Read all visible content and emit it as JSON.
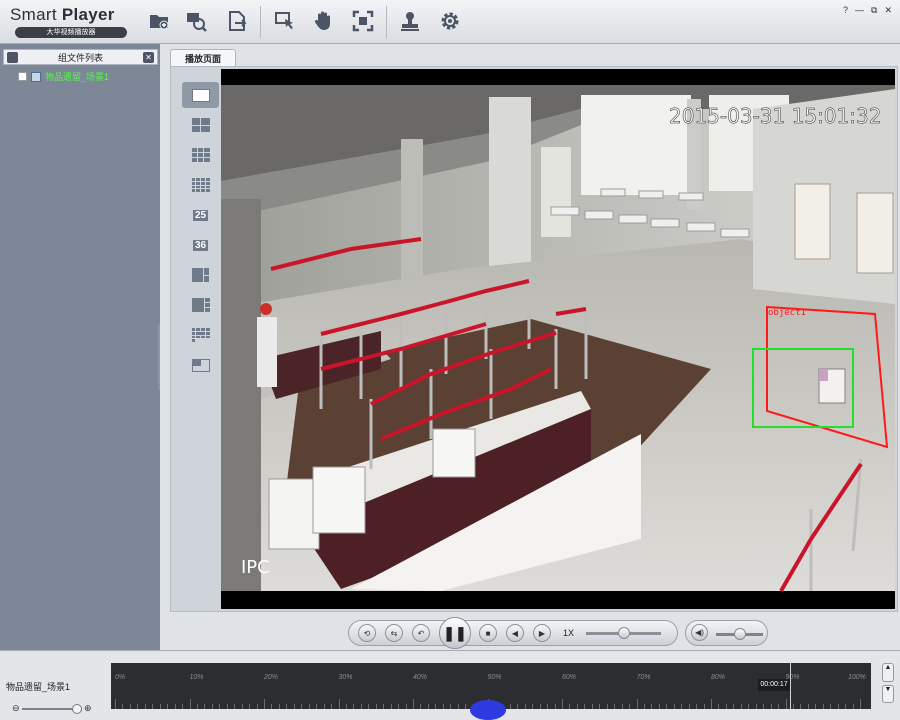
{
  "app": {
    "name_light": "Smart ",
    "name_bold": "Player",
    "subtitle": "大华视频播放器"
  },
  "window_controls": [
    "?",
    "—",
    "⧉",
    "✕"
  ],
  "toolbar": {
    "icons": [
      "open-folder-icon",
      "search-file-icon",
      "export-icon",
      "cursor-icon",
      "hand-icon",
      "fullscreen-icon",
      "stamp-icon",
      "gear-icon"
    ]
  },
  "sidebar": {
    "header": "组文件列表",
    "items": [
      {
        "label": "物品遗留_场景1"
      }
    ]
  },
  "tabs": [
    {
      "label": "播放页面"
    }
  ],
  "layouts": [
    "1",
    "4",
    "9",
    "16",
    "25",
    "36",
    "6",
    "8",
    "13",
    "9b"
  ],
  "layout_numbers": {
    "n25": "25",
    "n36": "36"
  },
  "video": {
    "timestamp": "2015-03-31 15:01:32",
    "channel": "IPC",
    "object_label": "object1",
    "rule_color": "#ff1a1a",
    "box_color": "#22e02a"
  },
  "controls": {
    "speed": "1X",
    "play_state": "paused"
  },
  "timeline": {
    "labels": [
      "0%",
      "10%",
      "20%",
      "30%",
      "40%",
      "50%",
      "60%",
      "70%",
      "80%",
      "90%",
      "100%"
    ],
    "current_time": "00:00:17"
  },
  "bottom": {
    "scene_label": "物品遗留_场景1"
  }
}
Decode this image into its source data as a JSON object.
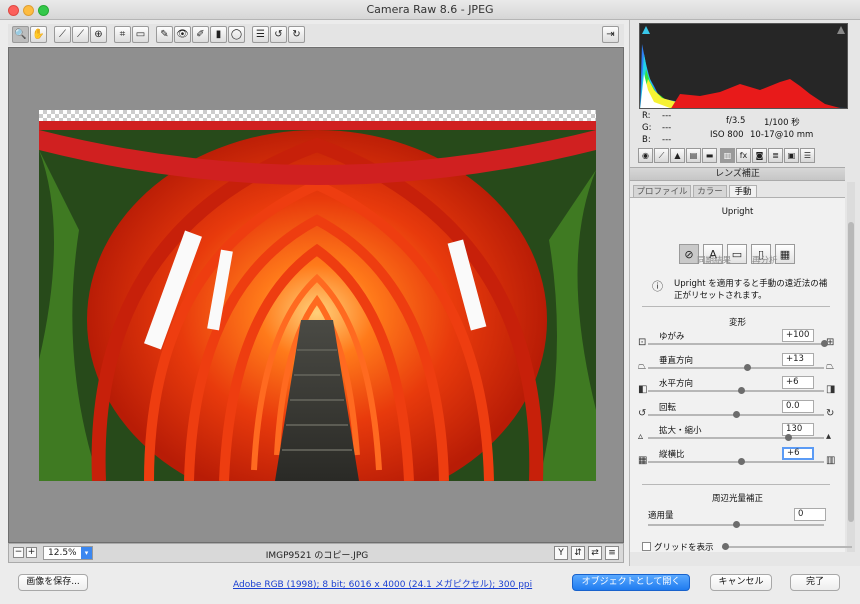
{
  "window": {
    "title": "Camera Raw 8.6 - JPEG"
  },
  "toolbar": {
    "tools": [
      "zoom-icon",
      "hand-icon",
      "white-balance-icon",
      "color-sampler-icon",
      "target-adjust-icon",
      "crop-icon",
      "straighten-icon",
      "spot-removal-icon",
      "red-eye-icon",
      "adjustment-brush-icon",
      "graduated-filter-icon",
      "radial-filter-icon",
      "preferences-icon",
      "rotate-ccw-icon",
      "rotate-cw-icon"
    ],
    "fullscreen_icon": "fullscreen-icon"
  },
  "status": {
    "zoom": "12.5%",
    "filename": "IMGP9521 のコピー.JPG"
  },
  "bottom": {
    "save_label": "画像を保存...",
    "workflow_link": "Adobe RGB (1998); 8 bit; 6016 x 4000 (24.1 メガピクセル); 300 ppi",
    "open_object_label": "オブジェクトとして開く",
    "cancel_label": "キャンセル",
    "done_label": "完了"
  },
  "info": {
    "r_label": "R:",
    "g_label": "G:",
    "b_label": "B:",
    "r_val": "---",
    "g_val": "---",
    "b_val": "---",
    "aperture": "f/3.5",
    "shutter": "1/100 秒",
    "iso": "ISO 800",
    "lens": "10-17@10 mm"
  },
  "panel": {
    "title": "レンズ補正",
    "tabs": [
      "プロファイル",
      "カラー",
      "手動"
    ],
    "upright_heading": "Upright",
    "upright_buttons": [
      "⊘",
      "A",
      "▭",
      "▯",
      "▦"
    ],
    "reanalyze": "同期結果",
    "analyze": "再分析",
    "info_text_1": "Upright を適用すると手動の遠近法の補",
    "info_text_2": "正がリセットされます。",
    "transform_heading": "変形",
    "sliders": [
      {
        "label": "ゆがみ",
        "value": "+100",
        "pos": 1.0
      },
      {
        "label": "垂直方向",
        "value": "+13",
        "pos": 0.565
      },
      {
        "label": "水平方向",
        "value": "+6",
        "pos": 0.53
      },
      {
        "label": "回転",
        "value": "0.0",
        "pos": 0.5
      },
      {
        "label": "拡大・縮小",
        "value": "130",
        "pos": 0.8
      },
      {
        "label": "縦横比",
        "value": "+6",
        "pos": 0.53
      }
    ],
    "vignette_heading": "周辺光量補正",
    "vignette_amount_label": "適用量",
    "vignette_amount_value": "0",
    "vignette_pos": 0.5,
    "grid_label": "グリッドを表示"
  }
}
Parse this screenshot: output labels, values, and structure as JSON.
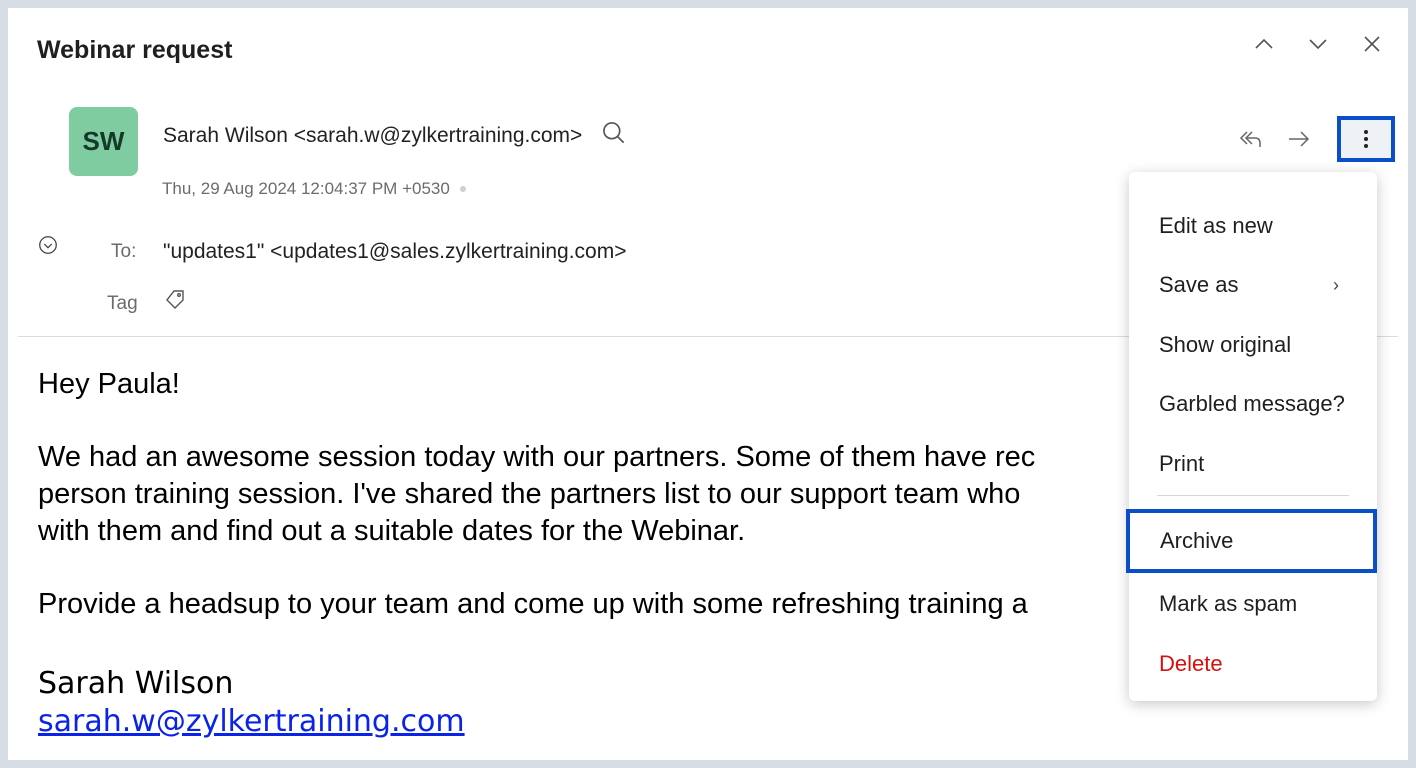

........

§ TO DO:
Find the word "labels" in the material, then list each line that holds it.

§ REPLY TO THE EXERCISE:
    "labels": [
Parse this screenshot: output labels, values, and structure as JSON.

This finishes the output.